### Stored records
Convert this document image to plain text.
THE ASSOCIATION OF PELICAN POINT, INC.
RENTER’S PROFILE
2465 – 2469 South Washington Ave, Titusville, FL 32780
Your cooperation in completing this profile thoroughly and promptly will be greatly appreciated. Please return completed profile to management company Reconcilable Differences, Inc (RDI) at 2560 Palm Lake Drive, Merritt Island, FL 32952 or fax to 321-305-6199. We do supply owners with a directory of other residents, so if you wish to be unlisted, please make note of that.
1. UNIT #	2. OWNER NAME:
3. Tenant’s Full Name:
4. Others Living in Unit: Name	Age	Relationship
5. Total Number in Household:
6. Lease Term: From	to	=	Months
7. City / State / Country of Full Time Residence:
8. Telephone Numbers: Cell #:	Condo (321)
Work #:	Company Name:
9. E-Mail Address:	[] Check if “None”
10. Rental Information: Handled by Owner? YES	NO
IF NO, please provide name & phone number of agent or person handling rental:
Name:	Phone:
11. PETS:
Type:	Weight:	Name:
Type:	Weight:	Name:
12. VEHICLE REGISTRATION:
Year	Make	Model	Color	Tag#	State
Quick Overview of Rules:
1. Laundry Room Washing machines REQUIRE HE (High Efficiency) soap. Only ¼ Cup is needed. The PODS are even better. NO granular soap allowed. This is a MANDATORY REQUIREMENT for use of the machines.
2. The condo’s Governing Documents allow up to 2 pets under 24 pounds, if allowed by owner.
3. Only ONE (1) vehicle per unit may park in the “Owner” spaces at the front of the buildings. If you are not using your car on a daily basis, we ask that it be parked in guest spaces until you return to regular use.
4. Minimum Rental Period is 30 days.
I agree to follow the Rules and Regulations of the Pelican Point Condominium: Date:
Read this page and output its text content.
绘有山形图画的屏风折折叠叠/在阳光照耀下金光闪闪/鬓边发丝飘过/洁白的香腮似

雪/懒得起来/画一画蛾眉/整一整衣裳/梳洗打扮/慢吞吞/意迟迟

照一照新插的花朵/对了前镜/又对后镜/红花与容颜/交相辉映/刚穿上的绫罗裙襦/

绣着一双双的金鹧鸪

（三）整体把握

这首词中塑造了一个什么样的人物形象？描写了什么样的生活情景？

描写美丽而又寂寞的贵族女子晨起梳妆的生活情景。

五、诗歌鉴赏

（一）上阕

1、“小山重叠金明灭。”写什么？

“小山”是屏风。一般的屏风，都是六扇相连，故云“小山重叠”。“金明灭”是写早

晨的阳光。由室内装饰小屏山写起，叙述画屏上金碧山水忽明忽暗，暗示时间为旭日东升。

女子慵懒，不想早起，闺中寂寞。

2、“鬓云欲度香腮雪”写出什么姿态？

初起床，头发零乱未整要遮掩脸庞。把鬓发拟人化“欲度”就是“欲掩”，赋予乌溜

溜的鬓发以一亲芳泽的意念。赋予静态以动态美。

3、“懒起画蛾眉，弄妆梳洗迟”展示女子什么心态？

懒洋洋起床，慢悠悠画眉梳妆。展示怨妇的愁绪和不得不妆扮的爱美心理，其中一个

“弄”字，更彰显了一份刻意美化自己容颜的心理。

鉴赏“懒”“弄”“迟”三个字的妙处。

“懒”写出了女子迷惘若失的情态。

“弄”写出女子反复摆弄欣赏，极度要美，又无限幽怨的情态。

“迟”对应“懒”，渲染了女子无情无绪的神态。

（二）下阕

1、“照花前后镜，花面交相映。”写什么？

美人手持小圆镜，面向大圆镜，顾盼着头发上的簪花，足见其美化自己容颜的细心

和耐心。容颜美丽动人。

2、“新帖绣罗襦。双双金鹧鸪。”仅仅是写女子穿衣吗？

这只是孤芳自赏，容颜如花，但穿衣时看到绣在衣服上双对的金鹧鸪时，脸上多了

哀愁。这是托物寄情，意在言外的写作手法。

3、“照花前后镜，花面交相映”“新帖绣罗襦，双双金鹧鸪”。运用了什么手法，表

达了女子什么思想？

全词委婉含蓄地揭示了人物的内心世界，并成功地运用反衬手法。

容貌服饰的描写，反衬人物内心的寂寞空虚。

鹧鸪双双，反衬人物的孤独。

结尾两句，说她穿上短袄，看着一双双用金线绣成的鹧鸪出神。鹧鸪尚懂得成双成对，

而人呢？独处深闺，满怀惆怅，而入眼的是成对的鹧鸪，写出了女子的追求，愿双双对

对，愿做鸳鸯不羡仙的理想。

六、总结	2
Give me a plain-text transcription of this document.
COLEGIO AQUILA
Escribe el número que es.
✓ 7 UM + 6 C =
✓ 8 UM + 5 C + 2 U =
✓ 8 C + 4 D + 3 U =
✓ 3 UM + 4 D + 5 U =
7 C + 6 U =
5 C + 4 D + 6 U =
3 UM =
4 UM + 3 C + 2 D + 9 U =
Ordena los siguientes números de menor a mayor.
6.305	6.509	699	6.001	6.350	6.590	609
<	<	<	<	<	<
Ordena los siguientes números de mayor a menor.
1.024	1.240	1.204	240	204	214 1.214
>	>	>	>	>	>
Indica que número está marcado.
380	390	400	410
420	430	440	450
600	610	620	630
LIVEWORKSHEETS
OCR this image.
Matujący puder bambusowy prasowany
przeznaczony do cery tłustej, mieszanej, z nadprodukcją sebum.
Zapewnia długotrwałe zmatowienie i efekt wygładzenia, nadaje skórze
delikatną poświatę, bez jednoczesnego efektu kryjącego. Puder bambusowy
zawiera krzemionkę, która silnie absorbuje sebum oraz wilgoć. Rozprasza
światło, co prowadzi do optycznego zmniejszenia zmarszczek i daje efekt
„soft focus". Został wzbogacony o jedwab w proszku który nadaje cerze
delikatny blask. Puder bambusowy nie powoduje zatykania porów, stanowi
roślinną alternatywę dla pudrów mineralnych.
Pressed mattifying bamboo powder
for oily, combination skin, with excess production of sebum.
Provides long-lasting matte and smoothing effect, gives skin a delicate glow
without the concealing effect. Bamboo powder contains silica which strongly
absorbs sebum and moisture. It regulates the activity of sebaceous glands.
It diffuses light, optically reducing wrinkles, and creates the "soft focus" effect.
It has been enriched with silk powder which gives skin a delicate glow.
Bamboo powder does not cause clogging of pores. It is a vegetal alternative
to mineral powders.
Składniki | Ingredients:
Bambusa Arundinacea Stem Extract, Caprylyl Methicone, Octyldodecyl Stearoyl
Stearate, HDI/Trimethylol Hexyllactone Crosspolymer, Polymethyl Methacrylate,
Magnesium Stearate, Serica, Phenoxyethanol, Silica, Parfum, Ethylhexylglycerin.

### Set exercise
Repeat all entries. Match them exactly.

### Result
Convert this document image to plain text.
THE ASSOCIATION OF PELICAN POINT, INC.
RENTER’S PROFILE
2465 – 2469 South Washington Ave, Titusville, FL 32780
Your cooperation in completing this profile thoroughly and promptly will be greatly appreciated. Please return completed profile to management company Reconcilable Differences, Inc (RDI) at 2560 Palm Lake Drive, Merritt Island, FL 32952 or fax to 321-305-6199. We do supply owners with a directory of other residents, so if you wish to be unlisted, please make note of that.
1. UNIT #	2. OWNER NAME:
3. Tenant’s Full Name:
4. Others Living in Unit: Name	Age	Relationship
5. Total Number in Household:
6. Lease Term: From	to	=	Months
7. City / State / Country of Full Time Residence:
8. Telephone Numbers: Cell #:	Condo (321)
Work #:	Company Name:
9. E-Mail Address:	[] Check if “None”
10. Rental Information: Handled by Owner? YES	NO
IF NO, please provide name & phone number of agent or person handling rental:
Name:	Phone:
11. PETS:
Type:	Weight:	Name:
Type:	Weight:	Name:
12. VEHICLE REGISTRATION:
Year	Make	Model	Color	Tag#	State
Quick Overview of Rules:
1. Laundry Room Washing machines REQUIRE HE (High Efficiency) soap. Only ¼ Cup is needed. The PODS are even better. NO granular soap allowed. This is a MANDATORY REQUIREMENT for use of the machines.
2. The condo’s Governing Documents allow up to 2 pets under 24 pounds, if allowed by owner.
3. Only ONE (1) vehicle per unit may park in the “Owner” spaces at the front of the buildings. If you are not using your car on a daily basis, we ask that it be parked in guest spaces until you return to regular use.
4. Minimum Rental Period is 30 days.
I agree to follow the Rules and Regulations of the Pelican Point Condominium: Date:
Read this page and output its text content.
绘有山形图画的屏风折折叠叠/在阳光照耀下金光闪闪/鬓边发丝飘过/洁白的香腮似

雪/懒得起来/画一画蛾眉/整一整衣裳/梳洗打扮/慢吞吞/意迟迟

照一照新插的花朵/对了前镜/又对后镜/红花与容颜/交相辉映/刚穿上的绫罗裙襦/

绣着一双双的金鹧鸪

（三）整体把握

这首词中塑造了一个什么样的人物形象？描写了什么样的生活情景？

描写美丽而又寂寞的贵族女子晨起梳妆的生活情景。

五、诗歌鉴赏

（一）上阕

1、“小山重叠金明灭。”写什么？

“小山”是屏风。一般的屏风，都是六扇相连，故云“小山重叠”。“金明灭”是写早

晨的阳光。由室内装饰小屏山写起，叙述画屏上金碧山水忽明忽暗，暗示时间为旭日东升。

女子慵懒，不想早起，闺中寂寞。

2、“鬓云欲度香腮雪”写出什么姿态？

初起床，头发零乱未整要遮掩脸庞。把鬓发拟人化“欲度”就是“欲掩”，赋予乌溜

溜的鬓发以一亲芳泽的意念。赋予静态以动态美。

3、“懒起画蛾眉，弄妆梳洗迟”展示女子什么心态？

懒洋洋起床，慢悠悠画眉梳妆。展示怨妇的愁绪和不得不妆扮的爱美心理，其中一个

“弄”字，更彰显了一份刻意美化自己容颜的心理。

鉴赏“懒”“弄”“迟”三个字的妙处。

“懒”写出了女子迷惘若失的情态。

“弄”写出女子反复摆弄欣赏，极度要美，又无限幽怨的情态。

“迟”对应“懒”，渲染了女子无情无绪的神态。

（二）下阕

1、“照花前后镜，花面交相映。”写什么？

美人手持小圆镜，面向大圆镜，顾盼着头发上的簪花，足见其美化自己容颜的细心

和耐心。容颜美丽动人。

2、“新帖绣罗襦。双双金鹧鸪。”仅仅是写女子穿衣吗？

这只是孤芳自赏，容颜如花，但穿衣时看到绣在衣服上双对的金鹧鸪时，脸上多了

哀愁。这是托物寄情，意在言外的写作手法。

3、“照花前后镜，花面交相映”“新帖绣罗襦，双双金鹧鸪”。运用了什么手法，表

达了女子什么思想？

全词委婉含蓄地揭示了人物的内心世界，并成功地运用反衬手法。

容貌服饰的描写，反衬人物内心的寂寞空虚。

鹧鸪双双，反衬人物的孤独。

结尾两句，说她穿上短袄，看着一双双用金线绣成的鹧鸪出神。鹧鸪尚懂得成双成对，

而人呢？独处深闺，满怀惆怅，而入眼的是成对的鹧鸪，写出了女子的追求，愿双双对

对，愿做鸳鸯不羡仙的理想。

六、总结	2
Give me a plain-text transcription of this document.
COLEGIO AQUILA
Escribe el número que es.
✓ 7 UM + 6 C =
✓ 8 UM + 5 C + 2 U =
✓ 8 C + 4 D + 3 U =
✓ 3 UM + 4 D + 5 U =
7 C + 6 U =
5 C + 4 D + 6 U =
3 UM =
4 UM + 3 C + 2 D + 9 U =
Ordena los siguientes números de menor a mayor.
6.305	6.509	699	6.001	6.350	6.590	609
<	<	<	<	<	<
Ordena los siguientes números de mayor a menor.
1.024	1.240	1.204	240	204	214 1.214
>	>	>	>	>	>
Indica que número está marcado.
380	390	400	410
420	430	440	450
600	610	620	630
LIVEWORKSHEETS
OCR this image.
Matujący puder bambusowy prasowany
przeznaczony do cery tłustej, mieszanej, z nadprodukcją sebum.
Zapewnia długotrwałe zmatowienie i efekt wygładzenia, nadaje skórze
delikatną poświatę, bez jednoczesnego efektu kryjącego. Puder bambusowy
zawiera krzemionkę, która silnie absorbuje sebum oraz wilgoć. Rozprasza
światło, co prowadzi do optycznego zmniejszenia zmarszczek i daje efekt
„soft focus". Został wzbogacony o jedwab w proszku który nadaje cerze
delikatny blask. Puder bambusowy nie powoduje zatykania porów, stanowi
roślinną alternatywę dla pudrów mineralnych.
Pressed mattifying bamboo powder
for oily, combination skin, with excess production of sebum.
Provides long-lasting matte and smoothing effect, gives skin a delicate glow
without the concealing effect. Bamboo powder contains silica which strongly
absorbs sebum and moisture. It regulates the activity of sebaceous glands.
It diffuses light, optically reducing wrinkles, and creates the "soft focus" effect.
It has been enriched with silk powder which gives skin a delicate glow.
Bamboo powder does not cause clogging of pores. It is a vegetal alternative
to mineral powders.
Składniki | Ingredients:
Bambusa Arundinacea Stem Extract, Caprylyl Methicone, Octyldodecyl Stearoyl
Stearate, HDI/Trimethylol Hexyllactone Crosspolymer, Polymethyl Methacrylate,
Magnesium Stearate, Serica, Phenoxyethanol, Silica, Parfum, Ethylhexylglycerin.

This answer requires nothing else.